* Task description
Keep every line where the word "mgmedien" appears; drop the rest.

>> start Material supplied

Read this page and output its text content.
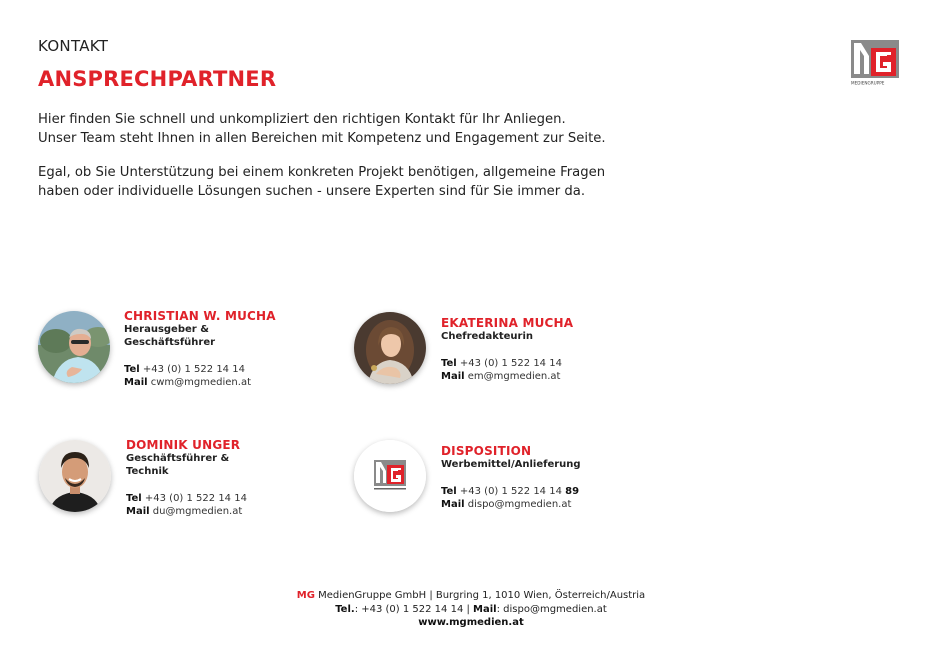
KONTAKT
ANSPRECHPARTNER
Hier finden Sie schnell und unkompliziert den richtigen Kontakt für Ihr Anliegen.
Unser Team steht Ihnen in allen Bereichen mit Kompetenz und Engagement zur Seite.
Egal, ob Sie Unterstützung bei einem konkreten Projekt benötigen, allgemeine Fragen
haben oder individuelle Lösungen suchen - unsere Experten sind für Sie immer da.
MEDIENGRUPPE
CHRISTIAN W. MUCHA
Herausgeber &
Geschäftsführer
Tel +43 (0) 1 522 14 14
Mail cwm@mgmedien.at
EKATERINA MUCHA
Chefredakteurin
Tel +43 (0) 1 522 14 14
Mail em@mgmedien.at
DOMINIK UNGER
Geschäftsführer &
Technik
Tel +43 (0) 1 522 14 14
Mail du@mgmedien.at
DISPOSITION
Werbemittel/Anlieferung
Tel +43 (0) 1 522 14 14 89
Mail dispo@mgmedien.at
MG MedienGruppe GmbH | Burgring 1, 1010 Wien, Österreich/Austria
Tel.: +43 (0) 1 522 14 14 | Mail: dispo@mgmedien.at
www.mgmedien.at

>> end Material supplied

* Written reply
Mail cwm@mgmedien.at
Mail em@mgmedien.at
Mail du@mgmedien.at
Mail dispo@mgmedien.at
Tel.: +43 (0) 1 522 14 14 | Mail: dispo@mgmedien.at
www.mgmedien.at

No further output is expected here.